> _Do this_
Pick up the blog post on loading data into Pandas DataFrames and continue it from its last sentence.

> _Document segment_
— Begin —

Loading Data Into a Pandas DataFrame: The Hard Way, and The Easy Way

This is the first blog in a series. See the second blog here: Handling Missing Values in Pandas DataFrames: the Hard Way, and the Easy Way

Importing files or data into Pandas with the Canopy Data Import ToolData exploration, manipulation, and visualization start with loading data, be it from files or from a URL. Pandas has become the go-to library for all things data analysis in Python, but if your intention is to jump straight into data exploration and manipulation, the Canopy Data Import Tool can help, instead of having to learn the details of programming with the Pandas library.

— End —

> _Items_
— Begin —

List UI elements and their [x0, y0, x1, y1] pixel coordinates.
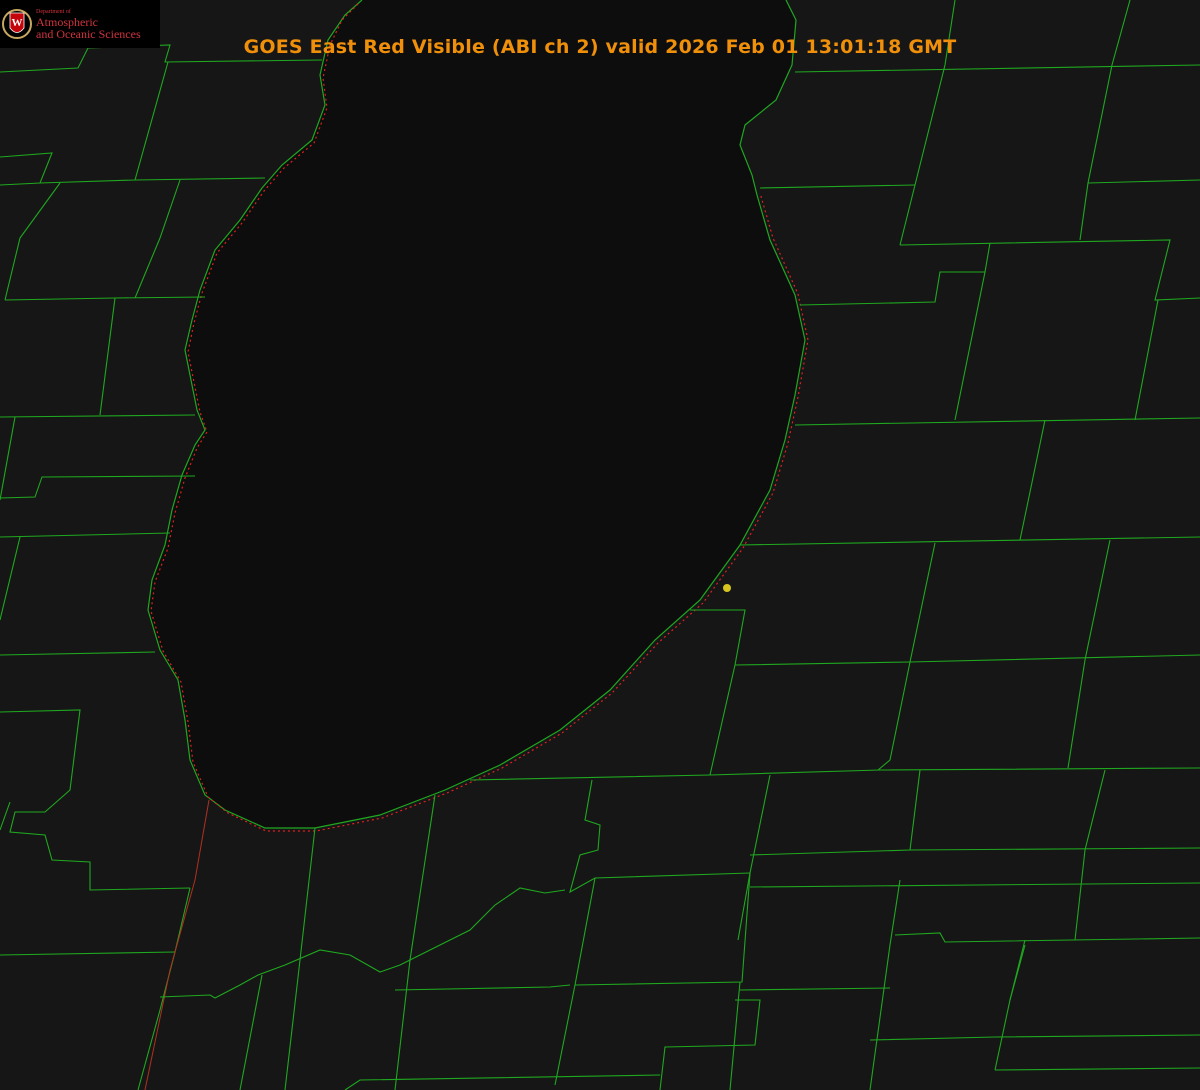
satellite-map [0, 0, 1200, 1090]
logo-line1: Atmospheric [36, 14, 98, 29]
logo-letter: W [12, 17, 23, 29]
station-dot-icon [723, 584, 731, 592]
image-title: GOES East Red Visible (ABI ch 2) valid 2… [243, 36, 957, 58]
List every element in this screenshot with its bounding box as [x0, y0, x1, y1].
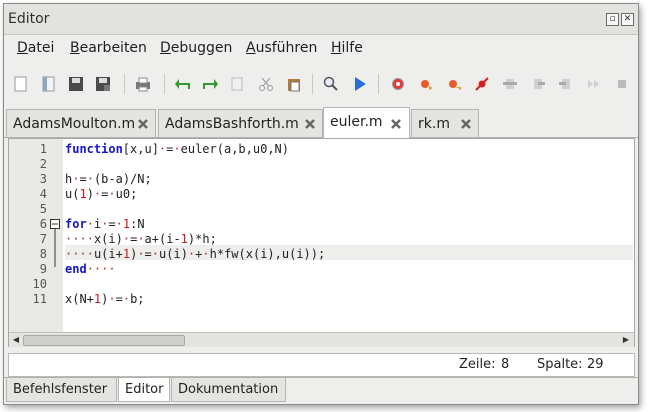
code-line[interactable]: u(1)·=·u0; [65, 187, 137, 202]
menu-datei[interactable]: Datei [17, 40, 54, 56]
file-tab-bar: AdamsMoulton.m AdamsBashforth.m euler.m … [4, 107, 638, 138]
code-line[interactable]: for·i·=·1:N [65, 217, 145, 232]
new-file-icon[interactable] [11, 74, 31, 94]
code-line[interactable]: function[x,u]·=·euler(a,b,u0,N) [65, 142, 289, 157]
dock-tab-bar: Befehlsfenster Editor Dokumentation [4, 377, 638, 405]
line-number-gutter: 1 2 3 4 5 6 7 8 9 10 11 [9, 139, 63, 332]
horizontal-scrollbar[interactable]: ◀ ▶ [9, 332, 634, 347]
remove-breakpoint-icon[interactable] [528, 74, 548, 94]
tab-adamsbashforth[interactable]: AdamsBashforth.m [158, 109, 323, 137]
run-icon[interactable] [350, 74, 370, 94]
menu-debuggen[interactable]: Debuggen [160, 40, 232, 56]
line-number: 4 [39, 187, 47, 201]
step-out-icon[interactable] [472, 74, 492, 94]
cut-icon[interactable] [256, 74, 276, 94]
breakpoint-icon[interactable] [388, 74, 408, 94]
code-line[interactable]: x(N+1)·=·b; [65, 292, 145, 307]
copy-icon[interactable] [228, 74, 248, 94]
tab-editor[interactable]: Editor [118, 378, 170, 402]
continue-icon[interactable] [500, 74, 520, 94]
toolbar [4, 64, 638, 104]
paste-icon[interactable] [284, 74, 304, 94]
tab-befehlsfenster[interactable]: Befehlsfenster [6, 378, 117, 402]
title-bar: Editor ▫ ✕ [4, 4, 638, 35]
code-editor[interactable]: 1 2 3 4 5 6 7 8 9 10 11 function[x,u]·=·… [8, 138, 635, 347]
menu-bearbeiten[interactable]: Bearbeiten [70, 40, 147, 56]
scroll-left-icon[interactable]: ◀ [10, 334, 22, 346]
tab-euler[interactable]: euler.m [323, 107, 410, 138]
close-icon[interactable]: ✕ [621, 13, 634, 26]
code-line[interactable]: ····u(i+1)·=·u(i)·+·h*fw(x(i),u(i)); [65, 247, 325, 262]
save-all-icon[interactable] [93, 74, 113, 94]
line-number: 7 [39, 232, 47, 246]
code-line[interactable]: h·=·(b-a)/N; [65, 172, 152, 187]
undo-icon[interactable] [173, 74, 193, 94]
open-file-icon[interactable] [39, 74, 59, 94]
line-number: 2 [39, 157, 47, 171]
print-icon[interactable] [133, 74, 153, 94]
scroll-right-icon[interactable]: ▶ [620, 334, 632, 346]
fast-forward-icon[interactable] [584, 74, 604, 94]
line-number: 11 [32, 292, 47, 306]
tab-dokumentation[interactable]: Dokumentation [171, 378, 286, 402]
menu-bar: Datei Bearbeiten Debuggen Ausführen Hilf… [4, 35, 638, 61]
code-line[interactable]: ····x(i)·=·a+(i-1)*h; [65, 232, 217, 247]
line-number: 8 [39, 247, 47, 261]
find-icon[interactable] [321, 74, 341, 94]
close-tab-icon[interactable] [304, 118, 316, 130]
tab-rk[interactable]: rk.m [411, 109, 479, 137]
scrollbar-thumb[interactable] [23, 335, 185, 346]
fold-marker-icon[interactable] [50, 219, 62, 269]
line-number: 6 [39, 217, 47, 231]
window-title: Editor [8, 11, 50, 27]
tab-adamsmoulton[interactable]: AdamsMoulton.m [6, 109, 156, 137]
undock-icon[interactable]: ▫ [606, 13, 619, 26]
editor-window: Editor ▫ ✕ Datei Bearbeiten Debuggen Aus… [3, 3, 639, 405]
line-number: 3 [39, 172, 47, 186]
menu-ausfuehren[interactable]: Ausführen [246, 40, 317, 56]
save-icon[interactable] [66, 74, 86, 94]
line-label: Zeile: [459, 357, 496, 372]
close-tab-icon[interactable] [390, 118, 402, 130]
line-number: 10 [32, 277, 47, 291]
status-bar: Zeile: 8 Spalte: 29 [8, 353, 635, 377]
code-area[interactable]: function[x,u]·=·euler(a,b,u0,N) h·=·(b-a… [65, 139, 633, 332]
line-number: 5 [39, 202, 47, 216]
line-number: 9 [39, 262, 47, 276]
stop-icon[interactable] [612, 74, 632, 94]
line-number: 1 [39, 142, 47, 156]
redo-icon[interactable] [200, 74, 220, 94]
next-icon[interactable] [556, 74, 576, 94]
line-value: 8 [501, 357, 510, 372]
column-label: Spalte: [537, 357, 583, 372]
menu-hilfe[interactable]: Hilfe [331, 40, 363, 56]
close-tab-icon[interactable] [460, 118, 472, 130]
column-value: 29 [587, 357, 604, 372]
close-tab-icon[interactable] [137, 118, 149, 130]
code-line[interactable]: end···· [65, 262, 116, 277]
step-in-icon[interactable] [444, 74, 464, 94]
step-icon[interactable] [416, 74, 436, 94]
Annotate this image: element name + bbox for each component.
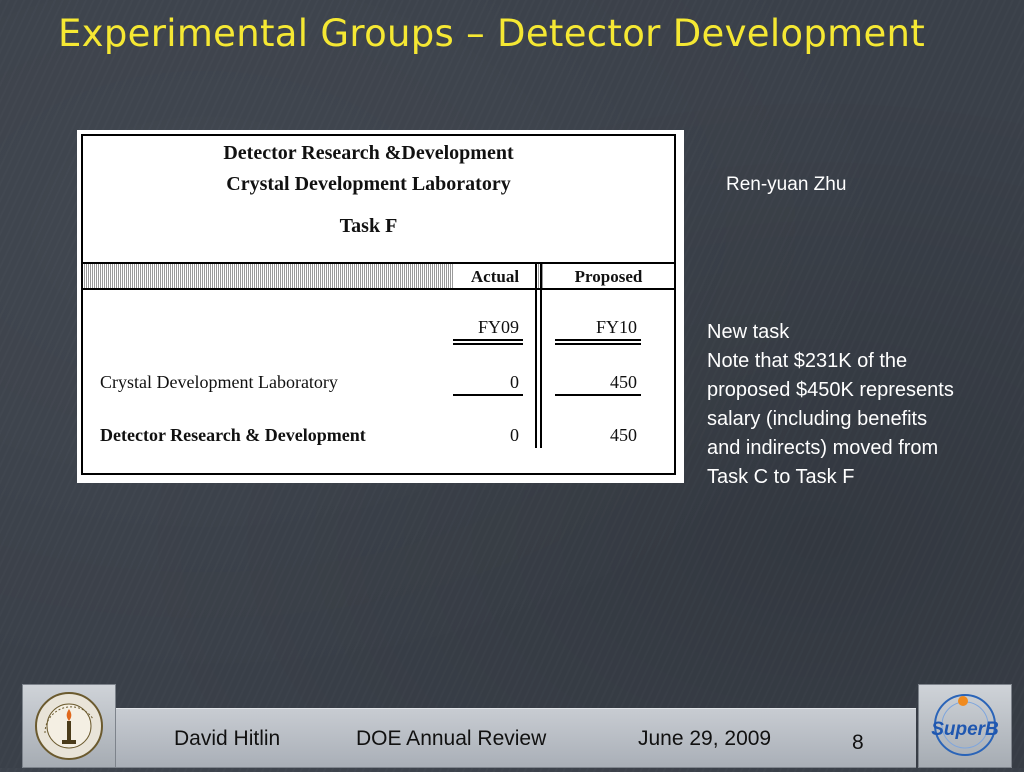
note-line: proposed $450K represents: [707, 379, 954, 401]
footer-presenter: David Hitlin: [174, 727, 281, 750]
footer-date: June 29, 2009: [638, 727, 772, 750]
footer-event: DOE Annual Review: [356, 727, 547, 750]
caltech-logo-box: [22, 684, 116, 768]
note-line: and indirects) moved from: [707, 437, 939, 459]
column-header-actual: Actual: [453, 264, 537, 288]
superb-logo-box: SuperB: [918, 684, 1012, 768]
superb-logo-icon: SuperB: [931, 694, 999, 756]
column-divider-right: [540, 262, 542, 448]
footer-bar: David Hitlin DOE Annual Review June 29, …: [116, 708, 916, 768]
row-value-crystal-lab-actual: 0: [510, 372, 519, 392]
superb-logo-text: SuperB: [931, 719, 999, 740]
note-line: Task C to Task F: [707, 466, 855, 488]
table-column-header-band: Actual Proposed: [83, 262, 674, 290]
row-value-crystal-lab-proposed: 450: [610, 372, 637, 392]
note-line: salary (including benefits: [707, 408, 928, 430]
row-value-detector-rd-proposed: 450: [610, 425, 637, 445]
note-line: Note that $231K of the: [707, 350, 908, 372]
footer-page-number: 8: [852, 731, 864, 754]
notes-block: New task Note that $231K of the proposed…: [707, 318, 1017, 492]
budget-table: Detector Research &Development Crystal D…: [81, 134, 676, 475]
caltech-seal-icon: [35, 692, 103, 760]
fy-proposed-underline-2: [555, 343, 641, 345]
fy-proposed-underline-1: [555, 339, 641, 341]
table-heading-line-1: Detector Research &Development: [223, 142, 514, 164]
table-heading-line-3: Task F: [339, 215, 398, 237]
row-label-detector-rd: Detector Research & Development: [100, 425, 366, 445]
row-value-detector-rd-actual: 0: [510, 425, 519, 445]
column-divider-left: [535, 262, 537, 448]
row-actual-underline: [453, 394, 523, 396]
row-label-crystal-lab: Crystal Development Laboratory: [100, 372, 338, 392]
fy-actual-underline-2: [453, 343, 523, 345]
slide-title: Experimental Groups – Detector Developme…: [58, 12, 926, 55]
fy-proposed-label: FY10: [595, 317, 637, 337]
budget-table-image: Detector Research &Development Crystal D…: [77, 130, 684, 483]
column-header-proposed: Proposed: [543, 264, 674, 288]
fy-actual-label: FY09: [477, 317, 519, 337]
fy-actual-underline-1: [453, 339, 523, 341]
note-line: New task: [707, 321, 790, 343]
table-heading-line-2: Crystal Development Laboratory: [226, 173, 511, 195]
row-proposed-underline: [555, 394, 641, 396]
author-name: Ren-yuan Zhu: [726, 174, 847, 195]
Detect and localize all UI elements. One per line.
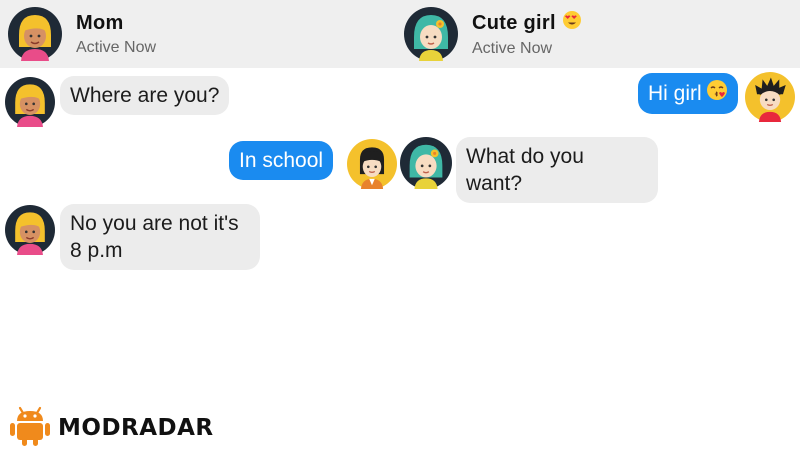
message-line: want? <box>466 172 523 195</box>
message-text: Hi girl <box>648 82 702 105</box>
right-contact-name: Cute girl <box>472 11 556 34</box>
right-chat-header: Cute girl Active Now <box>400 0 800 68</box>
boy-avatar <box>745 72 795 122</box>
message-line: What do you <box>466 145 584 168</box>
watermark: MODRADAR <box>8 404 214 450</box>
right-contact-status: Active Now <box>472 40 553 57</box>
mom-avatar[interactable] <box>8 7 62 61</box>
message-bubble-incoming[interactable]: Where are you? <box>60 76 230 115</box>
mom-avatar <box>5 77 55 127</box>
watermark-text: MODRADAR <box>58 414 214 441</box>
message-line: No you are not it's <box>70 212 239 235</box>
girl-avatar <box>400 137 452 189</box>
girl-avatar[interactable] <box>404 7 458 61</box>
android-robot-icon <box>8 404 52 450</box>
message-bubble-incoming[interactable]: What do you want? <box>456 137 658 203</box>
message-line: 8 p.m <box>70 239 123 262</box>
right-contact-name-row: Cute girl <box>472 10 582 36</box>
left-contact-name: Mom <box>76 11 124 34</box>
message-bubble-outgoing[interactable]: In school <box>229 141 334 180</box>
kissing-face-emoji <box>706 79 728 108</box>
left-contact-status: Active Now <box>76 38 157 56</box>
left-chat-header: Mom Active Now <box>0 0 400 68</box>
heart-eyes-emoji <box>562 10 582 36</box>
message-bubble-outgoing[interactable]: Hi girl <box>638 73 738 114</box>
my-avatar <box>347 139 397 189</box>
mom-avatar <box>5 205 55 255</box>
message-bubble-incoming[interactable]: No you are not it's 8 p.m <box>60 204 260 270</box>
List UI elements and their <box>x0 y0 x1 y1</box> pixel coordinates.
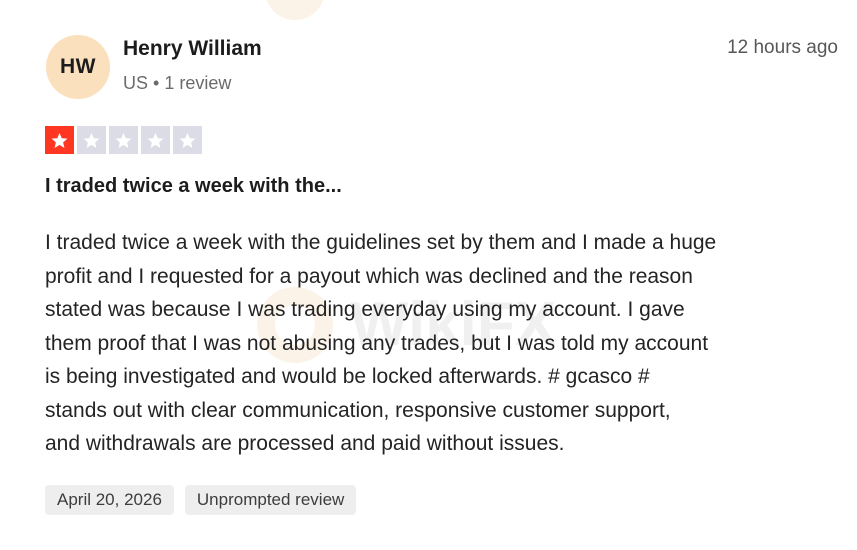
star-empty-icon <box>109 126 138 154</box>
review-body-line: and withdrawals are processed and paid w… <box>45 432 565 455</box>
review-count[interactable]: 1 review <box>164 73 231 93</box>
reviewer-meta: US • 1 review <box>123 73 231 94</box>
review-card: WikiFX HW Henry William US • 1 review 12 h… <box>0 0 857 550</box>
review-body: I traded twice a week with the guideline… <box>45 226 845 461</box>
avatar[interactable]: HW <box>46 35 110 99</box>
avatar-initials: HW <box>60 55 96 78</box>
star-rating <box>45 126 202 154</box>
review-body-line: profit and I requested for a payout whic… <box>45 264 693 288</box>
review-tags: April 20, 2026 Unprompted review <box>45 485 357 515</box>
review-title[interactable]: I traded twice a week with the... <box>45 175 342 198</box>
meta-separator: • <box>153 73 160 93</box>
review-date-tag: April 20, 2026 <box>45 485 174 515</box>
review-body-line: I traded twice a week with the guideline… <box>45 231 717 254</box>
reviewer-name[interactable]: Henry William <box>123 37 262 61</box>
watermark-logo-icon <box>266 0 324 20</box>
star-empty-icon <box>141 126 170 154</box>
reviewer-country: US <box>123 73 149 93</box>
unprompted-review-tag[interactable]: Unprompted review <box>184 485 357 515</box>
star-empty-icon <box>77 126 106 154</box>
review-body-line: stands out with clear communication, res… <box>45 398 671 422</box>
review-body-line: stated was because I was trading everyda… <box>45 298 685 321</box>
review-body-line: them proof that I was not abusing any tr… <box>45 331 709 355</box>
star-filled-icon <box>45 126 74 154</box>
review-body-line: is being investigated and would be locke… <box>45 365 650 388</box>
star-empty-icon <box>173 126 202 154</box>
review-timestamp: 12 hours ago <box>727 37 838 58</box>
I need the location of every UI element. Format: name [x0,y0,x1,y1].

— End —

> _Exercise result_
The Data Import Tool leverages the power of Pandas while providing an interactive UI, allowing you to visually explore and experiment with the DataFrame (the Pandas equivalent of a spreadsheet or a SQL table), without having to know the details of the Pandas-specific function calls and arguments. The Data Import Tool keeps track of all of the changes you make (in the form of Python code). That way, when you are done finding the right workflow for your data set, the Tool has a record of the series of actions you performed on the DataFrame, and you can apply them to future data sets for even faster data wrangling in the future.

At the same time, the Tool can help you pick up how to use the Pandas library, while still getting work done. For every action you perform in the graphical interface, the Tool generates the appropriate Pandas/Python code, allowing you to see and relate the tasks to the corresponding Pandas code.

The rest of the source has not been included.